(Labeled region entries)
_ _ _

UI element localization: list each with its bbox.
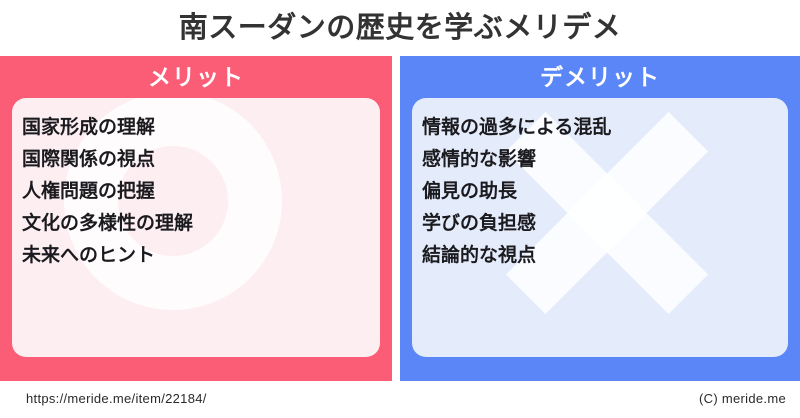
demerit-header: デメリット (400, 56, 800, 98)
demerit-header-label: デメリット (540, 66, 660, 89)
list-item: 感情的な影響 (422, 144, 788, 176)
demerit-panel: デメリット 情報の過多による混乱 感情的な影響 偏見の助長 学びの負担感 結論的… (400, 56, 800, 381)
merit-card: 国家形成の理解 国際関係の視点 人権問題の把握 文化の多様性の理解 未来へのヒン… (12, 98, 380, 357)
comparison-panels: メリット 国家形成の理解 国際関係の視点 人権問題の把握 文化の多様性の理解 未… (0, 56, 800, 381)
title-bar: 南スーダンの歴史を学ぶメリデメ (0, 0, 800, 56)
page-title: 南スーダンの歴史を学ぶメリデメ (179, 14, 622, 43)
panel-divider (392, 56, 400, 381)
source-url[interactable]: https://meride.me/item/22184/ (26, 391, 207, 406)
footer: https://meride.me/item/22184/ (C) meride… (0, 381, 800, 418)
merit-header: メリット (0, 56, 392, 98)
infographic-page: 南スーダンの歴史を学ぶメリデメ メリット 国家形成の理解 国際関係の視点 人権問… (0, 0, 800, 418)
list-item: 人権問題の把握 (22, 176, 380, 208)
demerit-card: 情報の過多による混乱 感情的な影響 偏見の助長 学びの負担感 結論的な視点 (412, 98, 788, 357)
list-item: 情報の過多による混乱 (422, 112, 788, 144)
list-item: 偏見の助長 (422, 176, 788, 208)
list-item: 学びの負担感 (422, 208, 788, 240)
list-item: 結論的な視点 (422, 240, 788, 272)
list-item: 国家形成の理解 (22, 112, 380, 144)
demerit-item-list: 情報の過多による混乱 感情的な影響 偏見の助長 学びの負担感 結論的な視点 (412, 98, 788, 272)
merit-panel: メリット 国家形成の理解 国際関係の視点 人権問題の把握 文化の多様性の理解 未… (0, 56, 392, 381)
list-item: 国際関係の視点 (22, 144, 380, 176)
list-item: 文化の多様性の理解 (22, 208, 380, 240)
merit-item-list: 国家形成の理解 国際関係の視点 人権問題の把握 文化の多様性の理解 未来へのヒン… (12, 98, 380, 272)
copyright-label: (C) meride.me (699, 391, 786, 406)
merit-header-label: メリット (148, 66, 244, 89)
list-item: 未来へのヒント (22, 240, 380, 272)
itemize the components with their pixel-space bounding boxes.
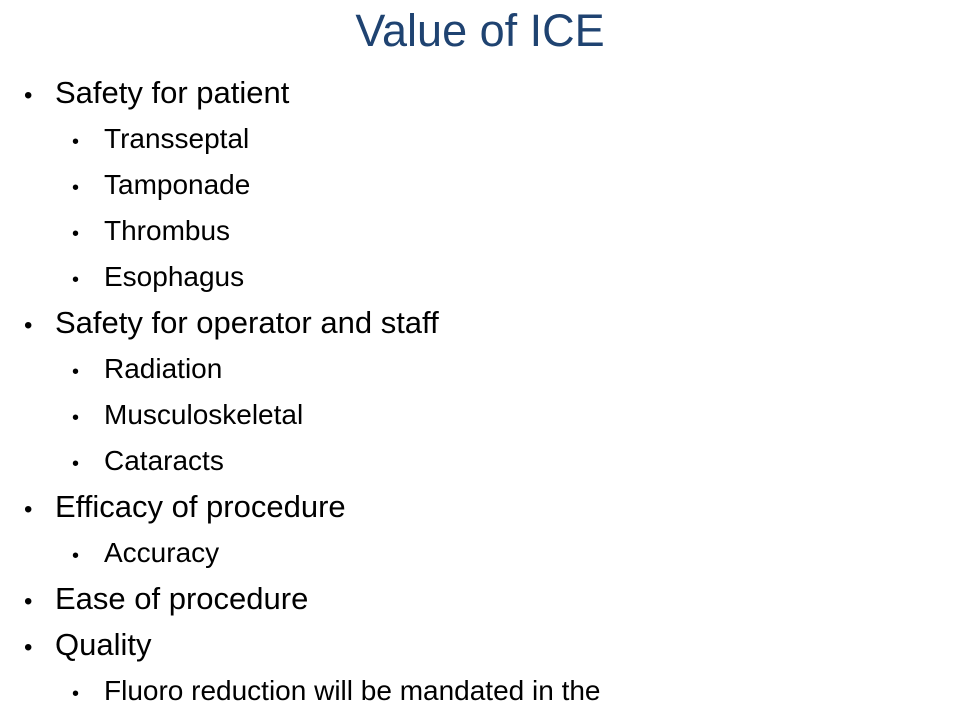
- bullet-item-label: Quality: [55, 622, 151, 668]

_ _ _

__WHAT YOU ARE ASKED TO DO__: Retype every row above word for word, leaving out the pictures.

__FINISHED TASK__:
UI element localization: list each with its bbox.
demerit-header: デメリット (400, 56, 800, 98)
demerit-header-label: デメリット (540, 66, 660, 89)
list-item: 感情的な影響 (422, 144, 788, 176)
demerit-panel: デメリット 情報の過多による混乱 感情的な影響 偏見の助長 学びの負担感 結論的… (400, 56, 800, 381)
merit-card: 国家形成の理解 国際関係の視点 人権問題の把握 文化の多様性の理解 未来へのヒン… (12, 98, 380, 357)
comparison-panels: メリット 国家形成の理解 国際関係の視点 人権問題の把握 文化の多様性の理解 未… (0, 56, 800, 381)
title-bar: 南スーダンの歴史を学ぶメリデメ (0, 0, 800, 56)
page-title: 南スーダンの歴史を学ぶメリデメ (179, 14, 622, 43)
panel-divider (392, 56, 400, 381)
source-url[interactable]: https://meride.me/item/22184/ (26, 391, 207, 406)
footer: https://meride.me/item/22184/ (C) meride… (0, 381, 800, 418)
merit-header: メリット (0, 56, 392, 98)
infographic-page: 南スーダンの歴史を学ぶメリデメ メリット 国家形成の理解 国際関係の視点 人権問… (0, 0, 800, 418)
list-item: 人権問題の把握 (22, 176, 380, 208)
demerit-card: 情報の過多による混乱 感情的な影響 偏見の助長 学びの負担感 結論的な視点 (412, 98, 788, 357)
list-item: 情報の過多による混乱 (422, 112, 788, 144)
list-item: 偏見の助長 (422, 176, 788, 208)
list-item: 学びの負担感 (422, 208, 788, 240)
list-item: 結論的な視点 (422, 240, 788, 272)
list-item: 国家形成の理解 (22, 112, 380, 144)
demerit-item-list: 情報の過多による混乱 感情的な影響 偏見の助長 学びの負担感 結論的な視点 (412, 98, 788, 272)
merit-panel: メリット 国家形成の理解 国際関係の視点 人権問題の把握 文化の多様性の理解 未… (0, 56, 392, 381)
list-item: 国際関係の視点 (22, 144, 380, 176)
list-item: 文化の多様性の理解 (22, 208, 380, 240)
merit-item-list: 国家形成の理解 国際関係の視点 人権問題の把握 文化の多様性の理解 未来へのヒン… (12, 98, 380, 272)
copyright-label: (C) meride.me (699, 391, 786, 406)
merit-header-label: メリット (148, 66, 244, 89)
list-item: 未来へのヒント (22, 240, 380, 272)
itemize the components with their pixel-space bounding boxes.
- bullet-item-label: Quality: [55, 622, 151, 668]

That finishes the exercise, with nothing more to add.